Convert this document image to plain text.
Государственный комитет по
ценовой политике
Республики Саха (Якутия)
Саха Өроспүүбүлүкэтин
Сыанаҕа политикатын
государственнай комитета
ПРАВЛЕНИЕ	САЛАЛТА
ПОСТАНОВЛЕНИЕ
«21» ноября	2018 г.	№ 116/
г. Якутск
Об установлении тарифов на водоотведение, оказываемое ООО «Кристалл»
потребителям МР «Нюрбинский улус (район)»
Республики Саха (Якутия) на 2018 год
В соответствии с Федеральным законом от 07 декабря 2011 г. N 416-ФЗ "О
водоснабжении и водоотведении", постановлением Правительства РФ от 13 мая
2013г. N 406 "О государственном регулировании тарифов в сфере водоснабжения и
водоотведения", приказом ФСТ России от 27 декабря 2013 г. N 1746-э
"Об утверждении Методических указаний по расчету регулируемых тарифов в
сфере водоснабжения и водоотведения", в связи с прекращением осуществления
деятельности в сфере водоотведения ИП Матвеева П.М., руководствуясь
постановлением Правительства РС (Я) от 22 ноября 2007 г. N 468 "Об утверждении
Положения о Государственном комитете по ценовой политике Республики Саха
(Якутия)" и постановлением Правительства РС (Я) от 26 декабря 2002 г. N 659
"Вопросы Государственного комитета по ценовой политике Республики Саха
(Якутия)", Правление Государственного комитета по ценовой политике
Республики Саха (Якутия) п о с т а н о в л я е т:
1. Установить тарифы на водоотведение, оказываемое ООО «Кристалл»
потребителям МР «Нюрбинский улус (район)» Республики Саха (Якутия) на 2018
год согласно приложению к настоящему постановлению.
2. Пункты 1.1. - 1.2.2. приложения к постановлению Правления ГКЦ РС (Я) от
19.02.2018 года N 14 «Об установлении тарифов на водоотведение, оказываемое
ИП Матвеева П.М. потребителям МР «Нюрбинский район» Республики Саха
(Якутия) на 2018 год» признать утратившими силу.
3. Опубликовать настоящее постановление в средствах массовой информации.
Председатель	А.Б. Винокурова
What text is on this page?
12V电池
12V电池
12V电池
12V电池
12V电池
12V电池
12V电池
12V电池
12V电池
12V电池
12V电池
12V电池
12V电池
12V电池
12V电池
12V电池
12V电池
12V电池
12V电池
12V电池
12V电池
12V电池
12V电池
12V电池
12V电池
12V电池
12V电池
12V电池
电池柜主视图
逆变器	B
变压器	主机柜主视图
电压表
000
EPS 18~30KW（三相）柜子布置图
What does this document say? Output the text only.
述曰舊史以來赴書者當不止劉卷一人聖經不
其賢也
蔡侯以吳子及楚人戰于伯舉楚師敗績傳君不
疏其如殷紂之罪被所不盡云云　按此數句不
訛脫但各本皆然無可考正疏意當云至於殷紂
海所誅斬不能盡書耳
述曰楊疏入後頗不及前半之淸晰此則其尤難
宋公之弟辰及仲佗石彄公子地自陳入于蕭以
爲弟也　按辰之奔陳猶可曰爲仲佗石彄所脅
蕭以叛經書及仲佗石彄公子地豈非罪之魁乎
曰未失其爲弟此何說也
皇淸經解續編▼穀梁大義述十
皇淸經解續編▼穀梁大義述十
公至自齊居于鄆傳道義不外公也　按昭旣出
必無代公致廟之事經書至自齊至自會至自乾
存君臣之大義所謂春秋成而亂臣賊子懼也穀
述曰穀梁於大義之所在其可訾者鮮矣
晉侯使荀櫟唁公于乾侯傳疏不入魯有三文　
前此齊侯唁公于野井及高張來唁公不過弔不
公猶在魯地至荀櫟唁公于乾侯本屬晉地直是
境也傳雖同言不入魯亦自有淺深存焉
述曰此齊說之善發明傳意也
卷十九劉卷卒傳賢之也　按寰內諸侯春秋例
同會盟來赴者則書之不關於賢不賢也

==*==

Task goal:
Check each line above for "text" and return the ones that have it.

Solution to the problem:
Convert this document image to plain text.
What text is on this page?
What does this document say? Output the text only.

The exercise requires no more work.